Document:
--- Begin ---
|

Today in DCC Workstation

3D
Graphics Cards for DCC
Intro,
Why Accelerate?, What
to Look For, PCI vs. AGP
Entry-Level,
Low-Cost, High-Speed 3D Acceleration: Sub $300 Cards
Mid-Range,
High-Speed 3D Acceleration: Sub $1000 Cards
High-End, Maximum
3D Acceleration: Cards Over $1,000
HP
VISUALIZE-fx2+, -fx4+, and -fx6+, Intense3D
Wildcat 4000, Intense3D Wildcat
4105, Intense3D Wildcat 4110,
3Dlabs Oxygen GVX210, 3Dlabs
Oxygen GMX2000, ELSA GLoria
XXL, Evans & Sutherland Tornado
3000
Evans
& Sutherland Tornado 3000
The
E&S Tornado 3000 subsystem is Evans & Sutherland's most powerful 3D graphics
board product to date. It provides professional high-end performance,
especially for texturing in visualization/simulation, digital content
creation and CAD applications, and features Evans & Sutherland REALimage
3000, and Mitsubishi 3DRAM technology.
This technology delivers up to 5 million primitives per second, and sustained
pixel fill rates of 100 Megapixels per second for both bi-linear and tri-linear
textured polygons, at maximum 3D screen resolutions, with integrated 2D
and 3D graphics engines.
Each Tornado 3000 comes with a 30 MB 3DRAM frame buffer enabling true
color, high resolution with dual screens. The board also includes 32 MB
of dedicated CDRAM texture memory. Leading-edge functionality includes
support for dual monitors with one card (1280x1024 at true color each
monitor), the ability to view 3D objects in stereo using stereo glasses,
and resolution support of up to 1920x1200 for 16:9 aspect ratio monitors.
--- End ---
Work to complete:
1. Reproduce the graphics card article verbatim between "Each Tornado 3000" and "aspect ratio monitors.", inclusive.
2. Extend the Tornado 3000 graphics card article past its final sentence.

Given data:
--- Begin ---
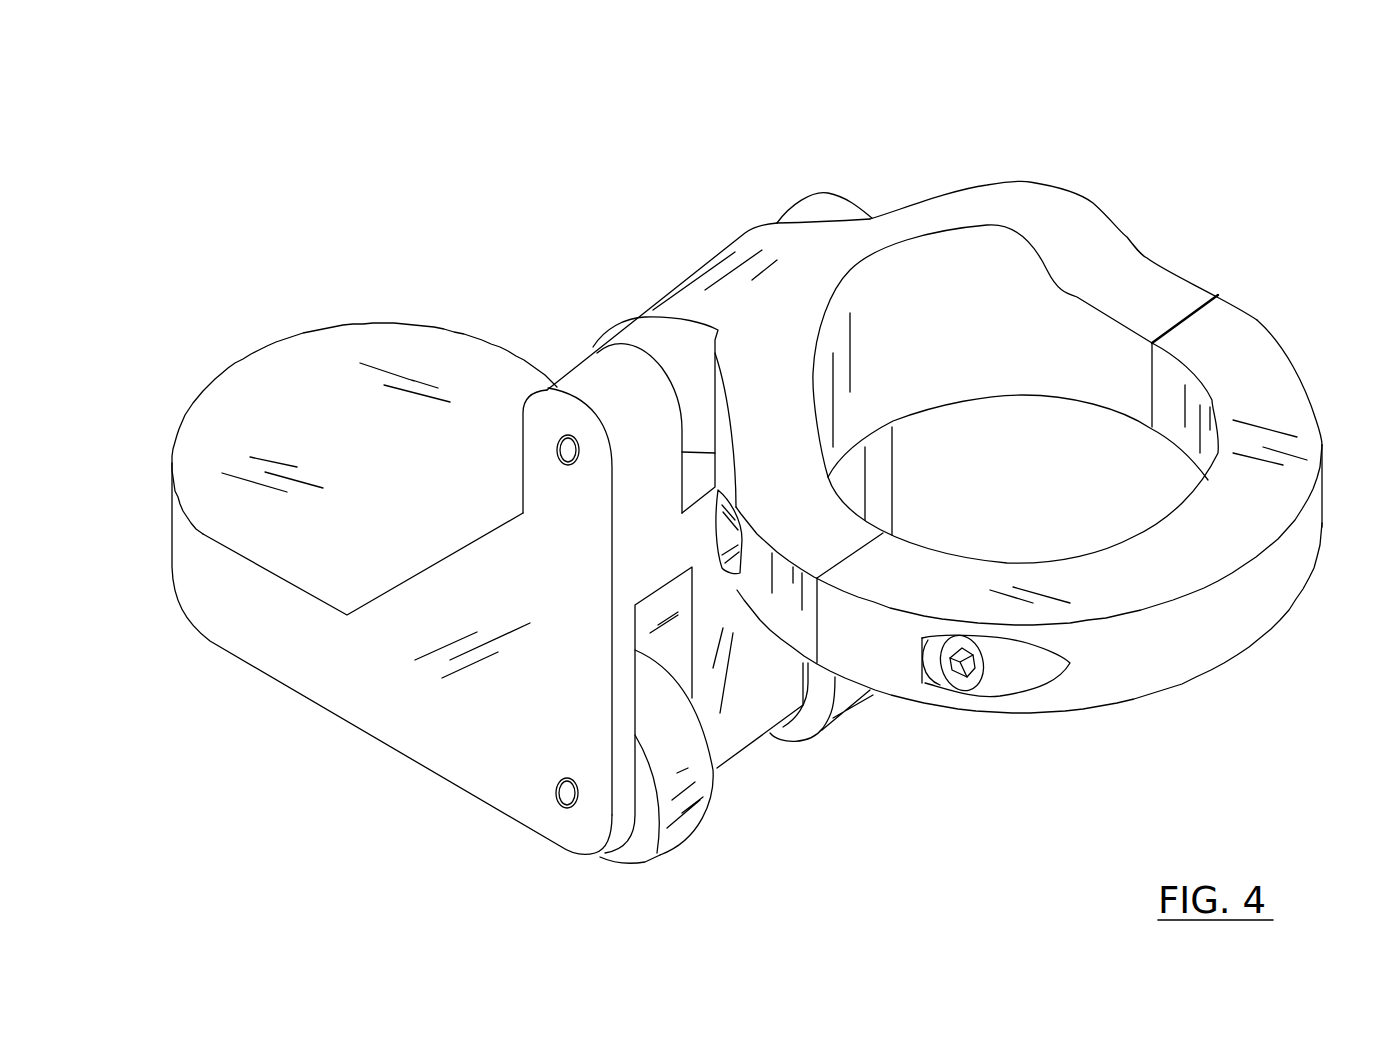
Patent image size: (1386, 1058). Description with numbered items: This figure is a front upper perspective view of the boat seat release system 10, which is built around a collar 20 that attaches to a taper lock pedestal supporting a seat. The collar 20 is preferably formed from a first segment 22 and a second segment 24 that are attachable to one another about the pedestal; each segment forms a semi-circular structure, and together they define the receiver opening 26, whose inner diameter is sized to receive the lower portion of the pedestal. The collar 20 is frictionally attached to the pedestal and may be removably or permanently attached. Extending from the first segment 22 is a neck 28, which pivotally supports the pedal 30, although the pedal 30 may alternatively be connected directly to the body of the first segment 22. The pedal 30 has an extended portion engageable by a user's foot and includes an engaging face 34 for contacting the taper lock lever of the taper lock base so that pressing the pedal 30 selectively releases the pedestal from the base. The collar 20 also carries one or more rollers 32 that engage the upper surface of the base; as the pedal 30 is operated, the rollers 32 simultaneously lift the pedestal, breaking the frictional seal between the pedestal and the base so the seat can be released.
--- End ---
Answers to the exercise:
1.
Each Tornado 3000 comes with a 30 MB 3DRAM frame buffer enabling true
color, high resolution with dual screens. The board also includes 32 MB
of dedicated CDRAM texture memory. Leading-edge functionality includes
support for dual monitors with one card (1280x1024 at true color each
monitor), the ability to view 3D objects in stereo using stereo glasses,
and resolution support of up to 1920x1200 for 16:9 aspect ratio monitors.

2.
The Tornado 3000 is a full length card, which, because of high power consumption,
requires the attachment of an additional small card in a free PCI slot.
The E&S Tornado 3000 is Pentium III ready and incorporates E&S's newest
DYNAMICgeometry software architecture for full exploitation of Intel Pentium
III processors with Streaming SIMD Extensions. Hardware accelerated per-pixel/linear
and exponential fading allows atmospheric effects which enhances realism
with simulation applications for effects such as fog, smoke, and clouds.
Other OpenGL graphics features include: Phong Lighting, Gouraud shading;
alpha blending for transparency; high-quality antialiasing; texture bilinear,
trilinear filtering, perspective correction, and full-speed tri-linear
MIP-mapping; specular lighting of textured surfaces; scissoring; stippling;
subpixel positioning (4-bit fraction); overlay & stencil planes; and per-pixel
depth cueing. Specific support for 3D Studio MAX dual-planes extension
enables use of off-screen memory which allows users to manipulate rapidly
one object in a scene without the need to update the entire scene, dramatically
increasing performance for 3D Studio MAX.
The texture mapping acceleration provided by the up to 64 M bytes of dedicated
texture memory means there is no performance impact for texturing. All
OpenGL v1.2 texture modes are supported, with multiple textures (1 or
2) per polygon and a two-level cache hierarchy for maximum performance.
The card also provides X-Y filtered video scaling; YUV to RGB conversion
on input; on-chip MIP level setup calculation; and indexed texture (4-bit
index).
Besides OpenGL, Microsoft Windows NT 4.0 and UNIX, the E&S Tornado 3000
also supports DirectX7 on Windows 2000. It has built-in VGA support, 8-bit
double-buffered overlay or alpha, 4-bit stencil planes, 4-bit Window IDs
and an AGP 2X or PCI interface. Other features include: true A/B buffer
switching for Windows or UNIX; Window-ID for RAMDAC color look-up tables;
hardware window clipping; on-chip integrated VGA controller; and a bi-directional
virtual memory DMA engine. The MSRP for the E&S Tornado 3000 is $1649.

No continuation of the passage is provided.